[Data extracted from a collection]
——————————

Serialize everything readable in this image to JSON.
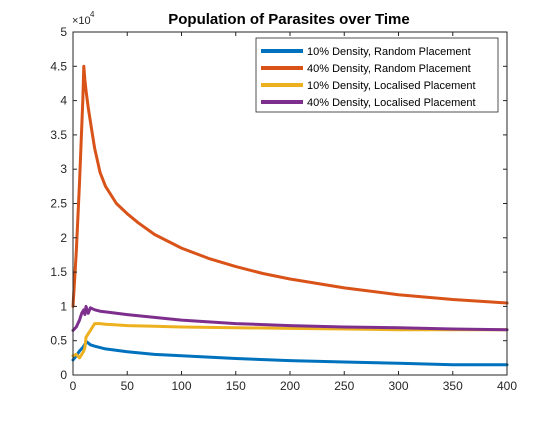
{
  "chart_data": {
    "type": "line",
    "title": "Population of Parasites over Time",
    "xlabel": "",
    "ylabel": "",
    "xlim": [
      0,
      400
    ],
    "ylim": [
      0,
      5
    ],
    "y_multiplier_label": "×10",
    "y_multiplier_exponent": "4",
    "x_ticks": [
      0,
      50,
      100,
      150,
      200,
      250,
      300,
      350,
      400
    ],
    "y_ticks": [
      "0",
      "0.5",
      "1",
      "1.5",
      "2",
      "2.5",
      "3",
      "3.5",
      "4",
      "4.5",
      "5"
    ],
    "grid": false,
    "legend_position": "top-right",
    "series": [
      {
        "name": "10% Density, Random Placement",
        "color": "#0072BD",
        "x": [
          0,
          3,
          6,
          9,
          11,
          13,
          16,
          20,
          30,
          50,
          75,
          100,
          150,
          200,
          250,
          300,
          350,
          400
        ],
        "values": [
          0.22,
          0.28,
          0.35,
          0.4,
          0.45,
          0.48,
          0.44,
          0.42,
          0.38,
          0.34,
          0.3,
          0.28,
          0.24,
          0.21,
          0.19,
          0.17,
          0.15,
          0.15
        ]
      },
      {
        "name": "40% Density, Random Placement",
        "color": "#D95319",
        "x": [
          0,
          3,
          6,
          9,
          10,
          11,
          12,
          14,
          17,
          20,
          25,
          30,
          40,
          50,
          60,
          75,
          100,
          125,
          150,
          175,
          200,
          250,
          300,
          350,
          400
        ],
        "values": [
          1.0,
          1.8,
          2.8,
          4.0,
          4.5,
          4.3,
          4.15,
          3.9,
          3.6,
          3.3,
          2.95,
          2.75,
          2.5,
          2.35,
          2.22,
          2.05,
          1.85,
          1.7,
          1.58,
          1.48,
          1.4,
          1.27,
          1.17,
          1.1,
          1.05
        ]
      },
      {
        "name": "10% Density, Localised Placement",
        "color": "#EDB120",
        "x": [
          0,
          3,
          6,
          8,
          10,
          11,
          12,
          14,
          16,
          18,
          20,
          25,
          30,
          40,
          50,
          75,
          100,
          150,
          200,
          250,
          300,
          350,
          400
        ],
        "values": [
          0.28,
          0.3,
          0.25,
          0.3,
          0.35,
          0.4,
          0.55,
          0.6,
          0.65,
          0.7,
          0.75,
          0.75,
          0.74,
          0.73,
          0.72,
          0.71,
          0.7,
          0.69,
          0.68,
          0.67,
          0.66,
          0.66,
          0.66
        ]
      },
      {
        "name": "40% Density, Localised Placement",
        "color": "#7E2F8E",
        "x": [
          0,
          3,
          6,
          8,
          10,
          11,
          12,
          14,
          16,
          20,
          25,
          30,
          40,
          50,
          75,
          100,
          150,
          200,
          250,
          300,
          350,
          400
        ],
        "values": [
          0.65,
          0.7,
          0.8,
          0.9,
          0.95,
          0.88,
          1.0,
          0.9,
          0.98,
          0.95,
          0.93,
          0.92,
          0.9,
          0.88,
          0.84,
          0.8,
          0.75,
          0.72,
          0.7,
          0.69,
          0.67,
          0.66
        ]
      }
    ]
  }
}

——————————

What you should do :: Write out every entry again word for word, without any of the pictures.

Problem solution ::
Serialize everything readable in this image to JSON.
{
  "chart_data": {
    "type": "line",
    "title": "Population of Parasites over Time",
    "xlabel": "",
    "ylabel": "",
    "xlim": [
      0,
      400
    ],
    "ylim": [
      0,
      5
    ],
    "y_multiplier_label": "×10",
    "y_multiplier_exponent": "4",
    "x_ticks": [
      0,
      50,
      100,
      150,
      200,
      250,
      300,
      350,
      400
    ],
    "y_ticks": [
      "0",
      "0.5",
      "1",
      "1.5",
      "2",
      "2.5",
      "3",
      "3.5",
      "4",
      "4.5",
      "5"
    ],
    "grid": false,
    "legend_position": "top-right",
    "series": [
      {
        "name": "10% Density, Random Placement",
        "color": "#0072BD",
        "x": [
          0,
          3,
          6,
          9,
          11,
          13,
          16,
          20,
          30,
          50,
          75,
          100,
          150,
          200,
          250,
          300,
          350,
          400
        ],
        "values": [
          0.22,
          0.28,
          0.35,
          0.4,
          0.45,
          0.48,
          0.44,
          0.42,
          0.38,
          0.34,
          0.3,
          0.28,
          0.24,
          0.21,
          0.19,
          0.17,
          0.15,
          0.15
        ]
      },
      {
        "name": "40% Density, Random Placement",
        "color": "#D95319",
        "x": [
          0,
          3,
          6,
          9,
          10,
          11,
          12,
          14,
          17,
          20,
          25,
          30,
          40,
          50,
          60,
          75,
          100,
          125,
          150,
          175,
          200,
          250,
          300,
          350,
          400
        ],
        "values": [
          1.0,
          1.8,
          2.8,
          4.0,
          4.5,
          4.3,
          4.15,
          3.9,
          3.6,
          3.3,
          2.95,
          2.75,
          2.5,
          2.35,
          2.22,
          2.05,
          1.85,
          1.7,
          1.58,
          1.48,
          1.4,
          1.27,
          1.17,
          1.1,
          1.05
        ]
      },
      {
        "name": "10% Density, Localised Placement",
        "color": "#EDB120",
        "x": [
          0,
          3,
          6,
          8,
          10,
          11,
          12,
          14,
          16,
          18,
          20,
          25,
          30,
          40,
          50,
          75,
          100,
          150,
          200,
          250,
          300,
          350,
          400
        ],
        "values": [
          0.28,
          0.3,
          0.25,
          0.3,
          0.35,
          0.4,
          0.55,
          0.6,
          0.65,
          0.7,
          0.75,
          0.75,
          0.74,
          0.73,
          0.72,
          0.71,
          0.7,
          0.69,
          0.68,
          0.67,
          0.66,
          0.66,
          0.66
        ]
      },
      {
        "name": "40% Density, Localised Placement",
        "color": "#7E2F8E",
        "x": [
          0,
          3,
          6,
          8,
          10,
          11,
          12,
          14,
          16,
          20,
          25,
          30,
          40,
          50,
          75,
          100,
          150,
          200,
          250,
          300,
          350,
          400
        ],
        "values": [
          0.65,
          0.7,
          0.8,
          0.9,
          0.95,
          0.88,
          1.0,
          0.9,
          0.98,
          0.95,
          0.93,
          0.92,
          0.9,
          0.88,
          0.84,
          0.8,
          0.75,
          0.72,
          0.7,
          0.69,
          0.67,
          0.66
        ]
      }
    ]
  }
}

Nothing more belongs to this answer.